__Required work__:
Change "screenshot" to "chart" throughout the records below and write out the lines again with nothing else altered. Leave the pictures out of your answer.

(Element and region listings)
┌──

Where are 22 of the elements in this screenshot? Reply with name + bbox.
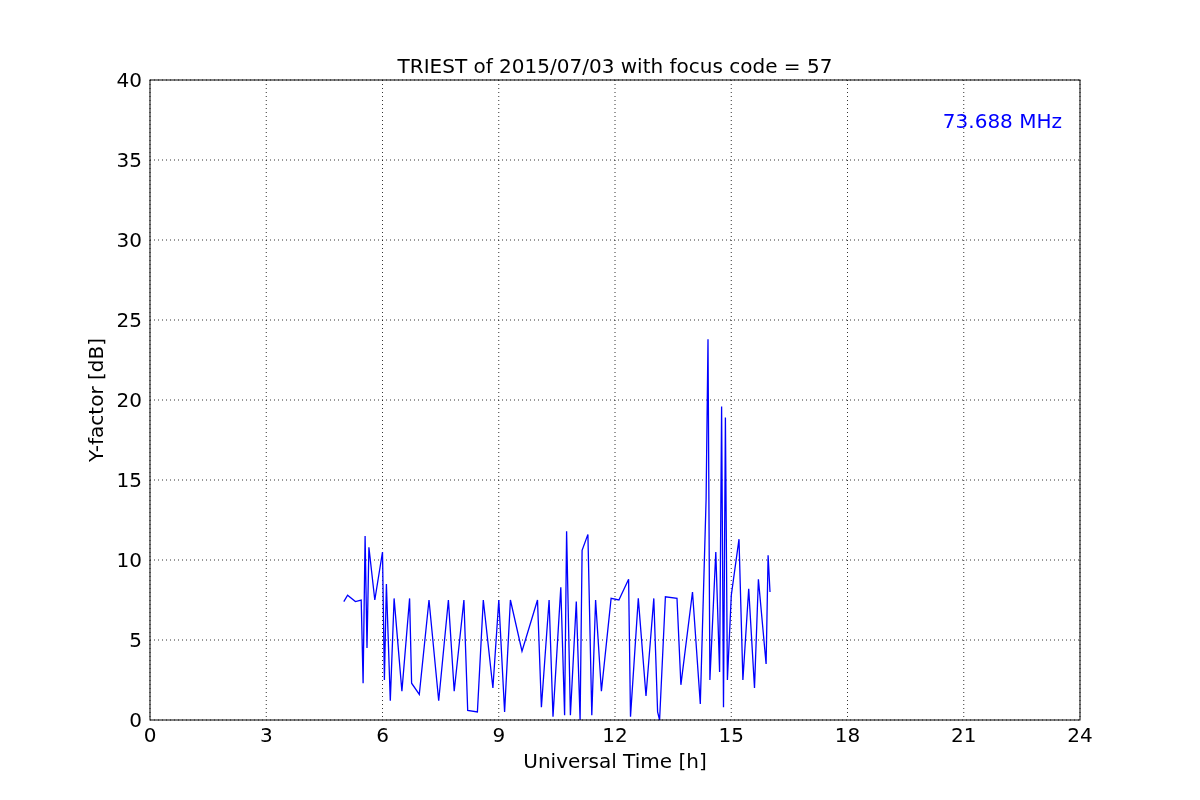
y-tick-label: 30	[116, 228, 142, 252]
y-tick-label: 25	[116, 308, 142, 332]
x-tick-label: 18	[834, 723, 861, 747]
x-tick-label: 24	[1067, 723, 1093, 747]
y-tick-label: 35	[116, 148, 142, 172]
x-axis-label: Universal Time [h]	[523, 749, 707, 773]
chart-title: TRIEST of 2015/07/03 with focus code = 57	[397, 54, 833, 78]
y-tick-label: 40	[116, 68, 142, 92]
x-tick-label: 15	[718, 723, 744, 747]
x-tick-label: 6	[376, 723, 389, 747]
x-tick-label: 0	[143, 723, 157, 747]
y-tick-label: 5	[129, 628, 142, 652]
x-tick-label: 21	[951, 723, 977, 747]
y-tick-label: 0	[129, 708, 142, 732]
y-tick-label: 20	[116, 388, 142, 412]
x-tick-label: 3	[259, 723, 273, 747]
frequency-label: 73.688 MHz	[942, 109, 1062, 133]
y-tick-label: 15	[116, 468, 142, 492]
x-tick-label: 9	[492, 723, 506, 747]
y-tick-label: 10	[116, 548, 142, 572]
y-axis-label: Y-factor [dB]	[84, 338, 108, 462]
x-tick-label: 12	[602, 723, 628, 747]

└──

__Task output__:
Where are 22 of the elements in this chart? Reply with name + bbox.
y-tick-label: 30	[116, 228, 142, 252]
y-tick-label: 25	[116, 308, 142, 332]
x-tick-label: 18	[834, 723, 861, 747]
x-tick-label: 24	[1067, 723, 1093, 747]
y-tick-label: 35	[116, 148, 142, 172]
x-axis-label: Universal Time [h]	[523, 749, 707, 773]
chart-title: TRIEST of 2015/07/03 with focus code = 57	[397, 54, 833, 78]
y-tick-label: 40	[116, 68, 142, 92]
x-tick-label: 15	[718, 723, 744, 747]
x-tick-label: 6	[376, 723, 389, 747]
x-tick-label: 0	[143, 723, 157, 747]
y-tick-label: 5	[129, 628, 142, 652]
x-tick-label: 21	[951, 723, 977, 747]
y-tick-label: 0	[129, 708, 142, 732]
y-tick-label: 20	[116, 388, 142, 412]
x-tick-label: 3	[259, 723, 273, 747]
frequency-label: 73.688 MHz	[942, 109, 1062, 133]
y-tick-label: 15	[116, 468, 142, 492]
x-tick-label: 9	[492, 723, 506, 747]
y-tick-label: 10	[116, 548, 142, 572]
y-axis-label: Y-factor [dB]	[84, 338, 108, 462]
x-tick-label: 12	[602, 723, 628, 747]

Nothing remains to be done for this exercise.